**Exercise**
Output every line exactly as written. Leave out pictures.

[Begin Data for the task]

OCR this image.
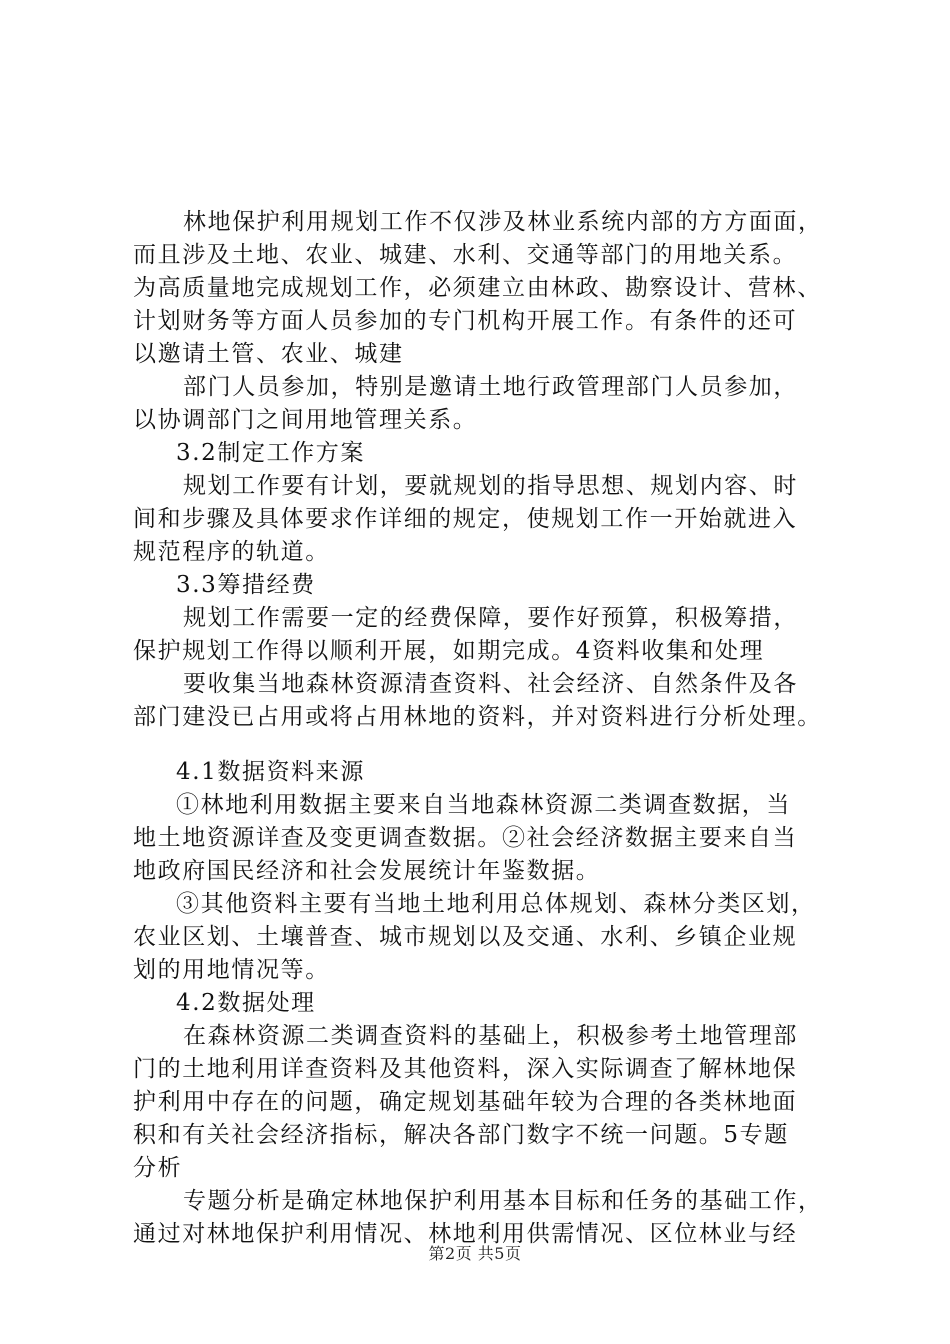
林地保护利用规划工作不仅涉及林业系统内部的方方面面，
而且涉及土地、农业、城建、水利、交通等部门的用地关系。
为高质量地完成规划工作，必须建立由林政、勘察设计、营林、
计划财务等方面人员参加的专门机构开展工作。有条件的还可
以邀请土管、农业、城建
部门人员参加，特别是邀请土地行政管理部门人员参加，
以协调部门之间用地管理关系。
3.2制定工作方案
规划工作要有计划，要就规划的指导思想、规划内容、时
间和步骤及具体要求作详细的规定，使规划工作一开始就进入
规范程序的轨道。
3.3筹措经费
规划工作需要一定的经费保障，要作好预算，积极筹措，
保护规划工作得以顺利开展，如期完成。4资料收集和处理
要收集当地森林资源清查资料、社会经济、自然条件及各
部门建没已占用或将占用林地的资料，并对资料进行分析处理。
4.1数据资料来源
①林地利用数据主要来自当地森林资源二类调查数据，当
地土地资源详查及变更调查数据。②社会经济数据主要来自当
地政府国民经济和社会发展统计年鉴数据。
③其他资料主要有当地土地利用总体规划、森林分类区划，
农业区划、土壤普查、城市规划以及交通、水利、乡镇企业规
划的用地情况等。
4.2数据处理
在森林资源二类调查资料的基础上，积极参考土地管理部
门的土地利用详查资料及其他资料，深入实际调查了解林地保
护利用中存在的问题，确定规划基础年较为合理的各类林地面
积和有关社会经济指标，解决各部门数字不统一问题。5专题
分析
专题分析是确定林地保护利用基本目标和任务的基础工作，
通过对林地保护利用情况、林地利用供需情况、区位林业与经
第2页 共5页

[End Data for the task]

**Reply to the task**
OCR this image.
林地保护利用规划工作不仅涉及林业系统内部的方方面面，
而且涉及土地、农业、城建、水利、交通等部门的用地关系。
为高质量地完成规划工作，必须建立由林政、勘察设计、营林、
计划财务等方面人员参加的专门机构开展工作。有条件的还可
以邀请土管、农业、城建
部门人员参加，特别是邀请土地行政管理部门人员参加，
以协调部门之间用地管理关系。
3.2制定工作方案
规划工作要有计划，要就规划的指导思想、规划内容、时
间和步骤及具体要求作详细的规定，使规划工作一开始就进入
规范程序的轨道。
3.3筹措经费
规划工作需要一定的经费保障，要作好预算，积极筹措，
保护规划工作得以顺利开展，如期完成。4资料收集和处理
要收集当地森林资源清查资料、社会经济、自然条件及各
部门建没已占用或将占用林地的资料，并对资料进行分析处理。
4.1数据资料来源
①林地利用数据主要来自当地森林资源二类调查数据，当
地土地资源详查及变更调查数据。②社会经济数据主要来自当
地政府国民经济和社会发展统计年鉴数据。
③其他资料主要有当地土地利用总体规划、森林分类区划，
农业区划、土壤普查、城市规划以及交通、水利、乡镇企业规
划的用地情况等。
4.2数据处理
在森林资源二类调查资料的基础上，积极参考土地管理部
门的土地利用详查资料及其他资料，深入实际调查了解林地保
护利用中存在的问题，确定规划基础年较为合理的各类林地面
积和有关社会经济指标，解决各部门数字不统一问题。5专题
分析
专题分析是确定林地保护利用基本目标和任务的基础工作，
通过对林地保护利用情况、林地利用供需情况、区位林业与经
第2页 共5页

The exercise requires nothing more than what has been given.